## Exercise description
Where a line holds "accel", copy it.

(Stored data)

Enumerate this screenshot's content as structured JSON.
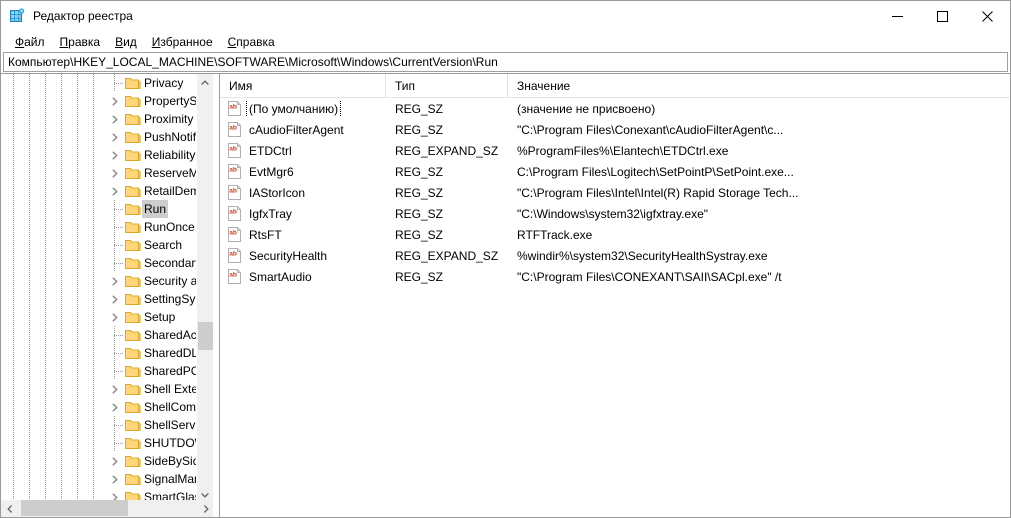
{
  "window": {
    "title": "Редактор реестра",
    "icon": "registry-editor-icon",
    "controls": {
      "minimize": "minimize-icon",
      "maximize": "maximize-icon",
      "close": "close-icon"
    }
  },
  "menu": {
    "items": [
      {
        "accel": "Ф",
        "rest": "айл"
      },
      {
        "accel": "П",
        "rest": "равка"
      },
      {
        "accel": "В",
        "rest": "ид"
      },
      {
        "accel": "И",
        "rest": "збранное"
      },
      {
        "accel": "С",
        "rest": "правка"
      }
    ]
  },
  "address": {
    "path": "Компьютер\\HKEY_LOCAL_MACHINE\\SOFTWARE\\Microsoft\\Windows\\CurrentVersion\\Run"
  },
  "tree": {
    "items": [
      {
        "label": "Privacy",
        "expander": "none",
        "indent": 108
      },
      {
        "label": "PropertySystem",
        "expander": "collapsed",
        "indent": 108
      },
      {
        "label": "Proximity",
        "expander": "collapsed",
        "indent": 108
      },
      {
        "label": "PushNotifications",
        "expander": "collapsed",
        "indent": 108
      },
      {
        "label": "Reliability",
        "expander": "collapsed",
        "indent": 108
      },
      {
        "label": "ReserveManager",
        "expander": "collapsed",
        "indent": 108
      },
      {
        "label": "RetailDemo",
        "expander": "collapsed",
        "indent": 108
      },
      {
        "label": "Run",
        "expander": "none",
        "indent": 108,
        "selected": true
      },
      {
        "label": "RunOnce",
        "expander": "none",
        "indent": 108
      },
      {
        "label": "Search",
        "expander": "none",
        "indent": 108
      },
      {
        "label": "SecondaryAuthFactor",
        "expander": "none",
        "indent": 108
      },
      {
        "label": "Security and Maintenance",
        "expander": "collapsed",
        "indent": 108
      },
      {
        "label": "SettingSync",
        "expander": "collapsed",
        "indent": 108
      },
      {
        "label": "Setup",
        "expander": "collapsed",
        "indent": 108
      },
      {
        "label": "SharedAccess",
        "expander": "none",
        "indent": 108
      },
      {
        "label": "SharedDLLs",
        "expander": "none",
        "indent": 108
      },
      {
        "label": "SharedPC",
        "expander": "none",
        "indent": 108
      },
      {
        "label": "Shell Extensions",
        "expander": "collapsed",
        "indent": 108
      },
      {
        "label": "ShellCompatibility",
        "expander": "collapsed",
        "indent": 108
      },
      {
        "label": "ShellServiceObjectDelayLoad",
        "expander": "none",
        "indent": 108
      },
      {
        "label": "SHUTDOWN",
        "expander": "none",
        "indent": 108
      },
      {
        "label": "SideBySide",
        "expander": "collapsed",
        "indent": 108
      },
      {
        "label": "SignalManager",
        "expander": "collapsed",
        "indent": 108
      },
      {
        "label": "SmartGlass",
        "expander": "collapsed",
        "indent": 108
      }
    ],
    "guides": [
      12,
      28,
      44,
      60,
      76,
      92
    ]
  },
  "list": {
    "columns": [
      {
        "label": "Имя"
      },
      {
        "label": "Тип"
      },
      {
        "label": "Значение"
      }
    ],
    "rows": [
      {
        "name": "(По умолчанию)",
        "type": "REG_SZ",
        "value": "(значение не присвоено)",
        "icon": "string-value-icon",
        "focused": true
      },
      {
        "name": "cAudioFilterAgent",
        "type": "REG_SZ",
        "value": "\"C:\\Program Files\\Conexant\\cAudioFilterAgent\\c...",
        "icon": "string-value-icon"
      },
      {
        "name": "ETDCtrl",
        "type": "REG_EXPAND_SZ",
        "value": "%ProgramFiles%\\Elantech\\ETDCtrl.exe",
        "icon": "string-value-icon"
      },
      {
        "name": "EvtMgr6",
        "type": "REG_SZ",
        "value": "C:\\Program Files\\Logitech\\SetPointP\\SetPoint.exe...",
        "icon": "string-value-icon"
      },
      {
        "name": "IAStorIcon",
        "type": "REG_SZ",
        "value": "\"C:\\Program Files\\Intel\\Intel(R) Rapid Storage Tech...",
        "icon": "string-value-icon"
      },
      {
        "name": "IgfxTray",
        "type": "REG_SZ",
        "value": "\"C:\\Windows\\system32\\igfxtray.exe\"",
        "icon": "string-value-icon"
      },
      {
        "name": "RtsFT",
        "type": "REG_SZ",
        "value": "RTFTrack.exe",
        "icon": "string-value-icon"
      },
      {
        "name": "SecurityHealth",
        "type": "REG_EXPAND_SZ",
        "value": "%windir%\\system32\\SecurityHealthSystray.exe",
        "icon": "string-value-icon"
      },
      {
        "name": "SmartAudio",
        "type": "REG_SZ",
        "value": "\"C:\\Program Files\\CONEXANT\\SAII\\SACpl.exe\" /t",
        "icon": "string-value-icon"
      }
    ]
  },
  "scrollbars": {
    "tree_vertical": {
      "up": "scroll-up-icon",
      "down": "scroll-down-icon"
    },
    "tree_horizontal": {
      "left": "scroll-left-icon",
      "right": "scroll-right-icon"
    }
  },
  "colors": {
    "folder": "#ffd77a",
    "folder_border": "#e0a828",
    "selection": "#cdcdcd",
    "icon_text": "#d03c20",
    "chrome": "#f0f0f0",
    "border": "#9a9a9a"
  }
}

## Task result
        "accel": "Ф",
        "accel": "П",
        "accel": "В",
        "accel": "И",
        "accel": "С",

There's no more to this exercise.